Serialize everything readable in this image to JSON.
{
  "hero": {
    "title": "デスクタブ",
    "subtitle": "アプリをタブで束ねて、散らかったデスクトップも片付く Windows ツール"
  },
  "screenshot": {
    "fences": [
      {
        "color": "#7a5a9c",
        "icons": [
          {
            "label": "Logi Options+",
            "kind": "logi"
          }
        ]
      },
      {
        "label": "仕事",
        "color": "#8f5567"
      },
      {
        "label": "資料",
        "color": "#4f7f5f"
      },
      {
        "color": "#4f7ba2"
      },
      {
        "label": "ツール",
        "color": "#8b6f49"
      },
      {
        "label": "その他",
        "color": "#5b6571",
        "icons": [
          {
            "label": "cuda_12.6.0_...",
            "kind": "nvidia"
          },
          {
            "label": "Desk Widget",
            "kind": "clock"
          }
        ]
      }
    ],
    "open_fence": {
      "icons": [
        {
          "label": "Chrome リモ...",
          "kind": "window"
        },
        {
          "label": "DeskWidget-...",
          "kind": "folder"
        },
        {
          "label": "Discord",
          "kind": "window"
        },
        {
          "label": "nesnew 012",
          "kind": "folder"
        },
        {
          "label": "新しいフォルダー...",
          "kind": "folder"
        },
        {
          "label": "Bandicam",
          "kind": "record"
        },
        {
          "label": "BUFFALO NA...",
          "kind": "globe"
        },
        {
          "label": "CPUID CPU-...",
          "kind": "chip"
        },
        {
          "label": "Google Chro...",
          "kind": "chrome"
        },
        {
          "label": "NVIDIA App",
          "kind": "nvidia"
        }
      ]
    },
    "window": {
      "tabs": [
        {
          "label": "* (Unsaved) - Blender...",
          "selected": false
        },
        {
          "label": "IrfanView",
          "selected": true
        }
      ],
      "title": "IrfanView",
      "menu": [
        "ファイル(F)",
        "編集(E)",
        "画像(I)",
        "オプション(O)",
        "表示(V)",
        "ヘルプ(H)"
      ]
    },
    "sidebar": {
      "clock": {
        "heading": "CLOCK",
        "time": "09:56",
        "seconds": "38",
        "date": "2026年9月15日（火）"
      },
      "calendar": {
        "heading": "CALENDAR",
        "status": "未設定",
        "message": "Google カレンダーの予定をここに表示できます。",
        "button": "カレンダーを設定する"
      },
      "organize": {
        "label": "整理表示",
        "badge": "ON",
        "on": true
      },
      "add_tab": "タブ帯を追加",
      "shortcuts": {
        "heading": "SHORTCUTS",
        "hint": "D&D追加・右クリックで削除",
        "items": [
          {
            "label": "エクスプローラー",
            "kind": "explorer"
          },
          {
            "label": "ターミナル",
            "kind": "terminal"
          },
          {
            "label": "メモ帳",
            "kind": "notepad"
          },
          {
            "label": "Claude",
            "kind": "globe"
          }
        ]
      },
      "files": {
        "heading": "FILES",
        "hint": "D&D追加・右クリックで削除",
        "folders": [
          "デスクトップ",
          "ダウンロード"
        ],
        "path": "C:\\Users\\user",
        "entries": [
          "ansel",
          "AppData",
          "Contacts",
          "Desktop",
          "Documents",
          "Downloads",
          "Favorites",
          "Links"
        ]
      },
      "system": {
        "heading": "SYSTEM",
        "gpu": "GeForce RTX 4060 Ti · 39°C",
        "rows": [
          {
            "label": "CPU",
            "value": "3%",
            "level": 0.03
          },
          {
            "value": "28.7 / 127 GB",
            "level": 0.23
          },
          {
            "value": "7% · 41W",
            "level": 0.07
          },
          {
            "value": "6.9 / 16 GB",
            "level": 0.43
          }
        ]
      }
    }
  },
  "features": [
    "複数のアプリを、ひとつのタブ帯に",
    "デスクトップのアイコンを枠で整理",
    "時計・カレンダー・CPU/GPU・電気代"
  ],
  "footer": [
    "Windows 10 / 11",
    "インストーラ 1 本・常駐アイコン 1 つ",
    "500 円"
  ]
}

Job: Retype the material in full, character for character.

Task response:
Serialize everything readable in this image to JSON.
{
  "hero": {
    "title": "デスクタブ",
    "subtitle": "アプリをタブで束ねて、散らかったデスクトップも片付く Windows ツール"
  },
  "screenshot": {
    "fences": [
      {
        "color": "#7a5a9c",
        "icons": [
          {
            "label": "Logi Options+",
            "kind": "logi"
          }
        ]
      },
      {
        "label": "仕事",
        "color": "#8f5567"
      },
      {
        "label": "資料",
        "color": "#4f7f5f"
      },
      {
        "color": "#4f7ba2"
      },
      {
        "label": "ツール",
        "color": "#8b6f49"
      },
      {
        "label": "その他",
        "color": "#5b6571",
        "icons": [
          {
            "label": "cuda_12.6.0_...",
            "kind": "nvidia"
          },
          {
            "label": "Desk Widget",
            "kind": "clock"
          }
        ]
      }
    ],
    "open_fence": {
      "icons": [
        {
          "label": "Chrome リモ...",
          "kind": "window"
        },
        {
          "label": "DeskWidget-...",
          "kind": "folder"
        },
        {
          "label": "Discord",
          "kind": "window"
        },
        {
          "label": "nesnew 012",
          "kind": "folder"
        },
        {
          "label": "新しいフォルダー...",
          "kind": "folder"
        },
        {
          "label": "Bandicam",
          "kind": "record"
        },
        {
          "label": "BUFFALO NA...",
          "kind": "globe"
        },
        {
          "label": "CPUID CPU-...",
          "kind": "chip"
        },
        {
          "label": "Google Chro...",
          "kind": "chrome"
        },
        {
          "label": "NVIDIA App",
          "kind": "nvidia"
        }
      ]
    },
    "window": {
      "tabs": [
        {
          "label": "* (Unsaved) - Blender...",
          "selected": false
        },
        {
          "label": "IrfanView",
          "selected": true
        }
      ],
      "title": "IrfanView",
      "menu": [
        "ファイル(F)",
        "編集(E)",
        "画像(I)",
        "オプション(O)",
        "表示(V)",
        "ヘルプ(H)"
      ]
    },
    "sidebar": {
      "clock": {
        "heading": "CLOCK",
        "time": "09:56",
        "seconds": "38",
        "date": "2026年9月15日（火）"
      },
      "calendar": {
        "heading": "CALENDAR",
        "status": "未設定",
        "message": "Google カレンダーの予定をここに表示できます。",
        "button": "カレンダーを設定する"
      },
      "organize": {
        "label": "整理表示",
        "badge": "ON",
        "on": true
      },
      "add_tab": "タブ帯を追加",
      "shortcuts": {
        "heading": "SHORTCUTS",
        "hint": "D&D追加・右クリックで削除",
        "items": [
          {
            "label": "エクスプローラー",
            "kind": "explorer"
          },
          {
            "label": "ターミナル",
            "kind": "terminal"
          },
          {
            "label": "メモ帳",
            "kind": "notepad"
          },
          {
            "label": "Claude",
            "kind": "globe"
          }
        ]
      },
      "files": {
        "heading": "FILES",
        "hint": "D&D追加・右クリックで削除",
        "folders": [
          "デスクトップ",
          "ダウンロード"
        ],
        "path": "C:\\Users\\user",
        "entries": [
          "ansel",
          "AppData",
          "Contacts",
          "Desktop",
          "Documents",
          "Downloads",
          "Favorites",
          "Links"
        ]
      },
      "system": {
        "heading": "SYSTEM",
        "gpu": "GeForce RTX 4060 Ti · 39°C",
        "rows": [
          {
            "label": "CPU",
            "value": "3%",
            "level": 0.03
          },
          {
            "value": "28.7 / 127 GB",
            "level": 0.23
          },
          {
            "value": "7% · 41W",
            "level": 0.07
          },
          {
            "value": "6.9 / 16 GB",
            "level": 0.43
          }
        ]
      }
    }
  },
  "features": [
    "複数のアプリを、ひとつのタブ帯に",
    "デスクトップのアイコンを枠で整理",
    "時計・カレンダー・CPU/GPU・電気代"
  ],
  "footer": [
    "Windows 10 / 11",
    "インストーラ 1 本・常駐アイコン 1 つ",
    "500 円"
  ]
}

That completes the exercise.